*OPDRACHT 1:*
Schrijf uit de rijen letterlijk de regels over, beginnend bij de regel met "point [245,299,250,304]" en eindigend bij de regel met "point [358,301,363,306]". Neem beide grensregels mee.

········

En toch ben ik net zoals anderen nog steeds benieuwd naar fotos van de Dimmercity's en al de andere technische onderdelen van zo'n productie.. [|)]

----------


## Carlo Zaenen

Tijdens de show zit Patrick naast mij en hij schuift al het key licht en de effecten zoals dwe's en 12Lites.  Het is ook Patrick die de laser cues drukt en verder noteert hij puntjes die we later dienen bij te programmeren/veranderen.  Hij leest dit forum idd ook wel eens maar heeft nog niet de tijd gevonden om te antwoorden.  Zal eens horen of hier iemand van de crew is die enkele foto's van dimcity enzo heeft.

----------


## piebe

Ja ***ver..... ! (hahaha) Iemand moet toch Carlo vertellen wat hij moet programmeren, en tijdens de show ben ik hartstikke druk hoor, het komt er op neer dat ik de verantwoordelijke ben voor het totaalplaatje, dat wil zeggen licht, decor, in dit geval ook de video-graphics, laser, volgspots, rook, zeepbellen, droogijs, alle bewegingen met de Cyberhoists etc... Dus ik ben wel blij dat Carlo de show operate ! En trouwens dat heb ik ook niet meer in de vingers, en hij is een van de beste operators ter wereld, ik zou gek zijn om dat zelf te doen. Sterker nog, ik zou een show als deze nooit zonder Carlo kunnen doen ! En uiteraard ook niet zonder de gehele EML-crew waar we al jaren mee samenwerken. Ik zal eens kijken wat er aan foto's is, heb zelf ondertussen al zeker een paar honderd van de opbouw e.d.  



> citaat:_Geplaatst door Carlo Zaenen_
> 
> Tijdens de show zit Patrick naast mij en hij schuift al het key licht en de effecten zoals dwe's en 12Lites.  Het is ook Patrick die de laser cues drukt en verder noteert hij puntjes die we later dienen bij te programmeren/veranderen.  Hij leest dit forum idd ook wel eens maar heeft nog niet de tijd gevonden om te antwoorden.  Zal eens horen of hier iemand van de crew is die enkele foto's van dimcity enzo heeft.

········

*OPDRACHT 2:*
Zet de alinea uit de forumdiscussie die begint met "Tijdens de show zit Patrick naast mij" om in een korte opsomming met de belangrijkste feiten.

········

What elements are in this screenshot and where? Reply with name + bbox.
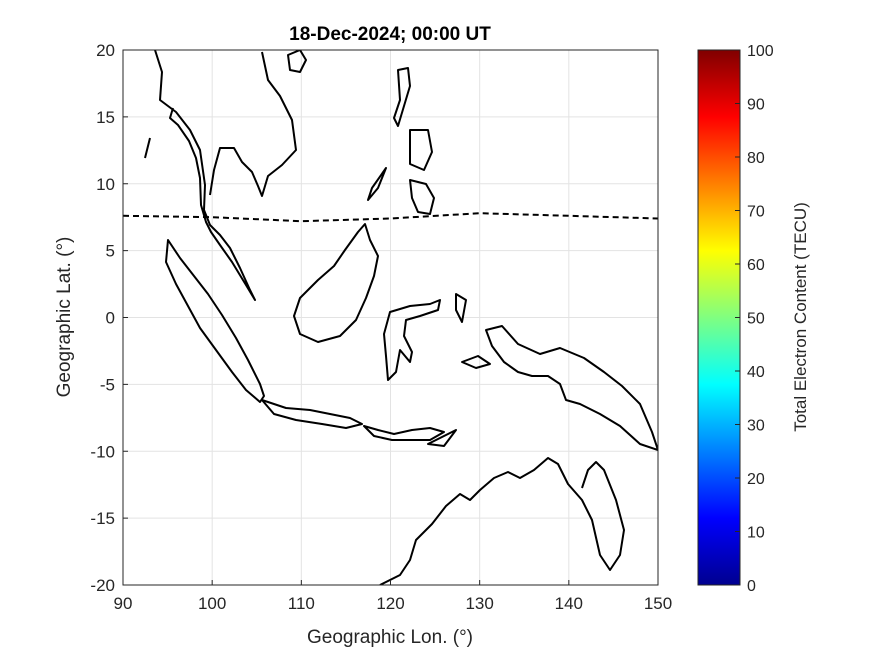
x-tick-label: 140	[555, 594, 583, 613]
coastline-new-guinea	[485, 325, 658, 451]
y-tick-label: 0	[106, 309, 115, 328]
y-tick-label: -20	[90, 576, 115, 595]
y-tick-label: -15	[90, 509, 115, 528]
coastline-philippines-luzon	[393, 67, 411, 127]
colorbar: 0 10 20 30 40 50 60 70 80 90 100 Total Electron Co…	[697, 43, 810, 595]
colorbar-tick-label: 90	[747, 97, 765, 114]
y-tick-label: -10	[90, 442, 115, 461]
colorbar-gradient	[697, 49, 741, 586]
coastline-andaman-islands	[144, 137, 151, 159]
coastline-borneo	[293, 223, 379, 343]
y-tick-label: 15	[96, 108, 115, 127]
x-tick-label: 100	[198, 594, 226, 613]
colorbar-tick-label: 20	[747, 471, 765, 488]
colorbar-tick-label: 50	[747, 311, 765, 328]
coastline-seram	[461, 355, 491, 369]
colorbar-tick-label: 80	[747, 150, 765, 167]
colorbar-tick-label: 0	[747, 578, 756, 595]
coastline-lesser-sunda	[363, 425, 445, 441]
colorbar-tick-label: 70	[747, 204, 765, 221]
coastline-gulf-thailand	[209, 51, 297, 197]
coastline-sulawesi	[383, 299, 441, 381]
colorbar-tick-label: 60	[747, 257, 765, 274]
colorbar-tick-label: 10	[747, 525, 765, 542]
y-axis-label: Geographic Lat. (°)	[54, 237, 75, 398]
colorbar-label: Total Electron Content (TECU)	[791, 202, 810, 432]
chart-title: 18-Dec-2024; 00:00 UT	[289, 24, 491, 45]
x-tick-labels: 90 100 110 120 130 140 150	[114, 580, 672, 613]
coastline-java	[261, 399, 363, 429]
coastline-indochina	[154, 50, 256, 301]
y-tick-label: -5	[100, 375, 115, 394]
coastline-mindanao	[409, 179, 435, 215]
y-tick-label: 5	[106, 242, 115, 261]
colorbar-tick-labels: 0 10 20 30 40 50 60 70 80 90 100	[735, 43, 774, 595]
coastline-timor	[427, 429, 457, 447]
x-tick-label: 150	[644, 594, 672, 613]
map-plot-area	[122, 49, 659, 586]
coastline-palawan	[367, 167, 387, 201]
x-tick-label: 120	[376, 594, 404, 613]
colorbar-tick-label: 30	[747, 418, 765, 435]
coastline-philippines-visayas	[409, 129, 433, 171]
coastline-hainan	[287, 50, 307, 73]
y-tick-labels: -20 -15 -10 -5 0 5 10 15 20	[90, 41, 128, 595]
x-tick-label: 130	[465, 594, 493, 613]
colorbar-tick-label: 40	[747, 364, 765, 381]
x-tick-label: 110	[288, 594, 315, 613]
x-axis-label: Geographic Lon. (°)	[307, 627, 473, 648]
colorbar-tick-label: 100	[747, 43, 774, 60]
y-tick-label: 20	[96, 41, 115, 60]
coastline-halmahera	[455, 293, 467, 323]
y-tick-label: 10	[96, 175, 115, 194]
coastline-australia	[379, 457, 625, 585]
x-tick-label: 90	[114, 594, 133, 613]
coastlines	[144, 50, 658, 585]
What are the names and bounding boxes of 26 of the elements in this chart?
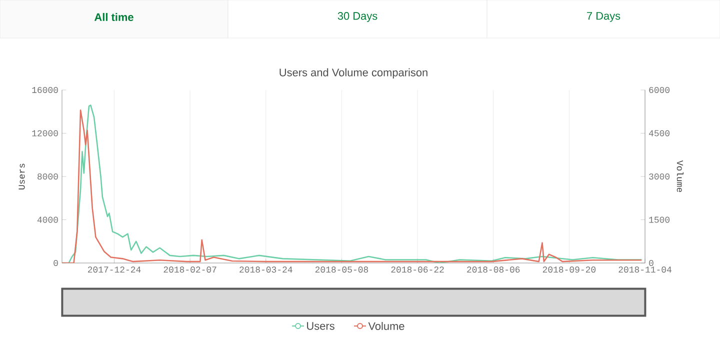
legend-label: Users: [307, 322, 334, 330]
y2-axis-title: Volume: [676, 160, 684, 192]
y-tick-label: 8000: [38, 173, 58, 180]
x-tick-label: 2018-11-04: [618, 266, 672, 273]
legend-label: Volume: [368, 322, 404, 330]
y-tick-label: 4000: [37, 216, 58, 223]
x-tick-label: 2018-06-22: [391, 266, 444, 273]
y-tick-label: 0: [54, 260, 58, 266]
text: All time: [94, 12, 134, 22]
y2-tick-label: 3000: [649, 173, 670, 180]
x-tick-label: 2018-09-20: [542, 266, 596, 273]
y2-tick-label: 6000: [649, 86, 670, 94]
x-tick-label: 2017-12-24: [88, 266, 141, 273]
y-tick-label: 16000: [32, 86, 58, 94]
x-tick-label: 2018-08-06: [467, 266, 520, 273]
text: 7 Days: [587, 12, 620, 22]
y-axis-title: Users: [18, 164, 25, 190]
y-tick-label: 12000: [32, 130, 58, 136]
x-tick-label: 2018-02-07: [164, 266, 216, 273]
x-tick-label: 2018-05-08: [315, 266, 368, 273]
y2-tick-label: 0: [649, 260, 654, 266]
y2-tick-label: 1500: [649, 216, 670, 223]
x-tick-label: 2018-03-24: [240, 266, 292, 273]
y2-tick-label: 4500: [648, 130, 670, 136]
chart-title: Users and Volume comparison: [280, 68, 428, 78]
text: 30 Days: [338, 12, 378, 22]
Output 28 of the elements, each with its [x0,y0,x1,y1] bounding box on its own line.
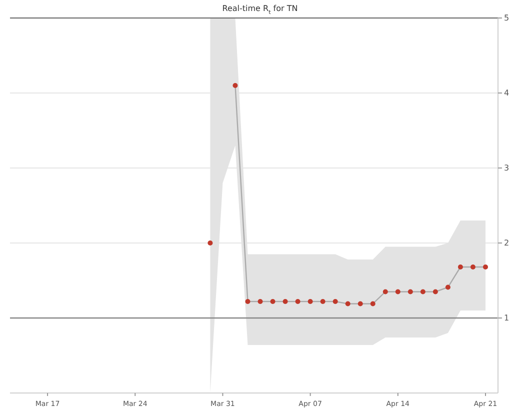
point [245,299,250,304]
point [395,289,400,294]
point [332,299,338,304]
point [420,289,426,294]
y-tick-label: 3 [504,164,510,173]
point [270,299,276,304]
y-tick-label: 2 [504,238,510,248]
point [445,284,450,290]
point [482,264,488,270]
chart-title: Real-time R$_{t}$ for TN [222,4,298,16]
point [408,289,413,294]
point [258,299,263,304]
y-tick-label: 1 [504,314,510,323]
point [308,299,313,304]
point [320,299,326,304]
y-tick-label: 5 [504,14,510,23]
point [232,83,238,88]
point [358,301,363,306]
y-tick-label: 4 [504,88,510,98]
point [370,301,376,306]
point [432,289,438,294]
point [282,299,288,304]
point [295,299,300,304]
point [345,301,350,306]
point [208,240,213,246]
point [382,289,388,294]
point [458,264,463,270]
point [470,264,476,270]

········

*ANTWOORD 1:*
point [245,299,250,304]
point [395,289,400,294]
point [332,299,338,304]
point [420,289,426,294]
y-tick-label: 3 [504,164,510,173]
point [270,299,276,304]
y-tick-label: 2 [504,238,510,248]
point [445,284,450,290]
point [482,264,488,270]
chart-title: Real-time R$_{t}$ for TN [222,4,298,16]
point [408,289,413,294]
point [258,299,263,304]
y-tick-label: 1 [504,314,510,323]
point [308,299,313,304]
point [320,299,326,304]
y-tick-label: 5 [504,14,510,23]
point [232,83,238,88]
point [358,301,363,306]

*ANTWOORD 2:*
- Tijdens de show zit Patrick naast Carlo Zaenen en schuift al het keylicht en de effecten, zoals dwe's en 12Lites.
- Patrick drukt ook de lasercues.
- Hij noteert punten die later moeten worden bijgeprogrammeerd of veranderd.
- Hij leest het forum soms, maar heeft nog geen tijd gehad om te antwoorden.
- Carlo Zaenen zal navragen of iemand van de crew foto's van dimcity en dergelijke heeft.